Collected data entries:
════════════════
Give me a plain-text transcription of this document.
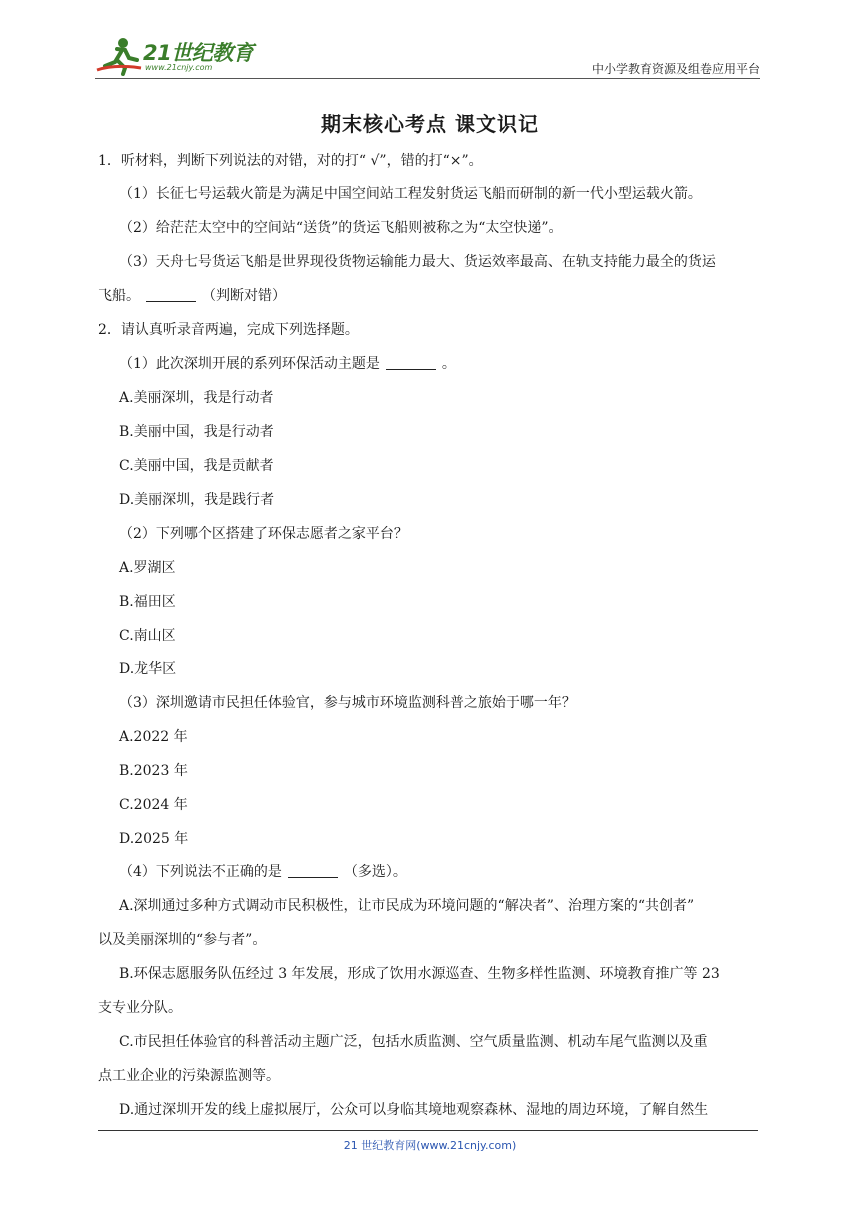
21世纪教育
www.21cnjy.com	中小学教育资源及组卷应用平台
期末核心考点 课文识记
1．听材料，判断下列说法的对错，对的打“ √”，错的打“×”。
（1）长征七号运载火箭是为满足中国空间站工程发射货运飞船而研制的新一代小型运载火箭。
（2）给茫茫太空中的空间站“送货”的货运飞船则被称之为“太空快递”。
（3）天舟七号货运飞船是世界现役货物运输能力最大、货运效率最高、在轨支持能力最全的货运
飞船。	（判断对错）
2．请认真听录音两遍，完成下列选择题。
（1）此次深圳开展的系列环保活动主题是	。
A.美丽深圳，我是行动者
B.美丽中国，我是行动者
C.美丽中国，我是贡献者
D.美丽深圳，我是践行者
（2）下列哪个区搭建了环保志愿者之家平台？
A.罗湖区
B.福田区
C.南山区
D.龙华区
（3）深圳邀请市民担任体验官，参与城市环境监测科普之旅始于哪一年？
A.2022 年
B.2023 年
C.2024 年
D.2025 年
（4）下列说法不正确的是	（多选）。
A.深圳通过多种方式调动市民积极性，让市民成为环境问题的“解决者”、治理方案的“共创者”
以及美丽深圳的“参与者”。
B.环保志愿服务队伍经过 3 年发展，形成了饮用水源巡查、生物多样性监测、环境教育推广等 23
支专业分队。
C.市民担任体验官的科普活动主题广泛，包括水质监测、空气质量监测、机动车尾气监测以及重
点工业企业的污染源监测等。
D.通过深圳开发的线上虚拟展厅，公众可以身临其境地观察森林、湿地的周边环境，了解自然生
21 世纪教育网(www.21cnjy.com)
════════════════
**EXERCISE DESCRIPTION**. Pictures in the records above are left out; print everything else exactly as written.

**TASK OUTPUT**.
Give me a plain-text transcription of this document.
21世纪教育
www.21cnjy.com	中小学教育资源及组卷应用平台
期末核心考点 课文识记
1．听材料，判断下列说法的对错，对的打“ √”，错的打“×”。
（1）长征七号运载火箭是为满足中国空间站工程发射货运飞船而研制的新一代小型运载火箭。
（2）给茫茫太空中的空间站“送货”的货运飞船则被称之为“太空快递”。
（3）天舟七号货运飞船是世界现役货物运输能力最大、货运效率最高、在轨支持能力最全的货运
飞船。	（判断对错）
2．请认真听录音两遍，完成下列选择题。
（1）此次深圳开展的系列环保活动主题是	。
A.美丽深圳，我是行动者
B.美丽中国，我是行动者
C.美丽中国，我是贡献者
D.美丽深圳，我是践行者
（2）下列哪个区搭建了环保志愿者之家平台？
A.罗湖区
B.福田区
C.南山区
D.龙华区
（3）深圳邀请市民担任体验官，参与城市环境监测科普之旅始于哪一年？
A.2022 年
B.2023 年
C.2024 年
D.2025 年
（4）下列说法不正确的是	（多选）。
A.深圳通过多种方式调动市民积极性，让市民成为环境问题的“解决者”、治理方案的“共创者”
以及美丽深圳的“参与者”。
B.环保志愿服务队伍经过 3 年发展，形成了饮用水源巡查、生物多样性监测、环境教育推广等 23
支专业分队。
C.市民担任体验官的科普活动主题广泛，包括水质监测、空气质量监测、机动车尾气监测以及重
点工业企业的污染源监测等。
D.通过深圳开发的线上虚拟展厅，公众可以身临其境地观察森林、湿地的周边环境，了解自然生
21 世纪教育网(www.21cnjy.com)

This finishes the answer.